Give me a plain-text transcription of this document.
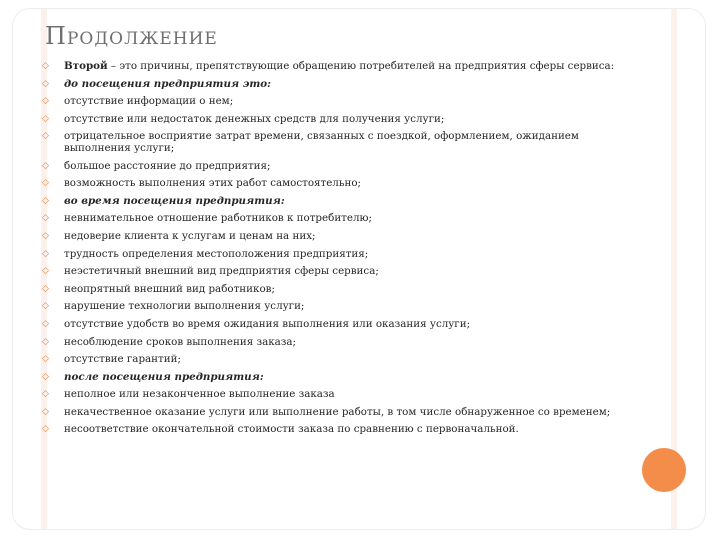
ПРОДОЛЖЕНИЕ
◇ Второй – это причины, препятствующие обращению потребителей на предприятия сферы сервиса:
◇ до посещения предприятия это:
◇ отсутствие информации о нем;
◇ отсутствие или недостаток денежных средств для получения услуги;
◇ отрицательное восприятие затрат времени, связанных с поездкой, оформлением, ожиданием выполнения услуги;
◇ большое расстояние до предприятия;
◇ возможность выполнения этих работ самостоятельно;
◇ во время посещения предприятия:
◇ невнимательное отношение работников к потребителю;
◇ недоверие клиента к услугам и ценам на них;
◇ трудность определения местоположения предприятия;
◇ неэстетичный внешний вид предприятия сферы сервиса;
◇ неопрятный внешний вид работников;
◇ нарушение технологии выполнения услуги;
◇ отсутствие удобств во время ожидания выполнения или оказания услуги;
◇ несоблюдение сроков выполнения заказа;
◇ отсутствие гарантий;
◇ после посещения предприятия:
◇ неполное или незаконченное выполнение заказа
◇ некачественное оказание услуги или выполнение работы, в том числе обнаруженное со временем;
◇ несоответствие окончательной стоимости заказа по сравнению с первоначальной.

☆ ☆ ☆

• **What needs to be done**: Keep every word of the data as it is when you write it out, but drop the pictures.

• **The response**:
Give me a plain-text transcription of this document.
ПРОДОЛЖЕНИЕ
◇ Второй – это причины, препятствующие обращению потребителей на предприятия сферы сервиса:
◇ до посещения предприятия это:
◇ отсутствие информации о нем;
◇ отсутствие или недостаток денежных средств для получения услуги;
◇ отрицательное восприятие затрат времени, связанных с поездкой, оформлением, ожиданием выполнения услуги;
◇ большое расстояние до предприятия;
◇ возможность выполнения этих работ самостоятельно;
◇ во время посещения предприятия:
◇ невнимательное отношение работников к потребителю;
◇ недоверие клиента к услугам и ценам на них;
◇ трудность определения местоположения предприятия;
◇ неэстетичный внешний вид предприятия сферы сервиса;
◇ неопрятный внешний вид работников;
◇ нарушение технологии выполнения услуги;
◇ отсутствие удобств во время ожидания выполнения или оказания услуги;
◇ несоблюдение сроков выполнения заказа;
◇ отсутствие гарантий;
◇ после посещения предприятия:
◇ неполное или незаконченное выполнение заказа
◇ некачественное оказание услуги или выполнение работы, в том числе обнаруженное со временем;
◇ несоответствие окончательной стоимости заказа по сравнению с первоначальной.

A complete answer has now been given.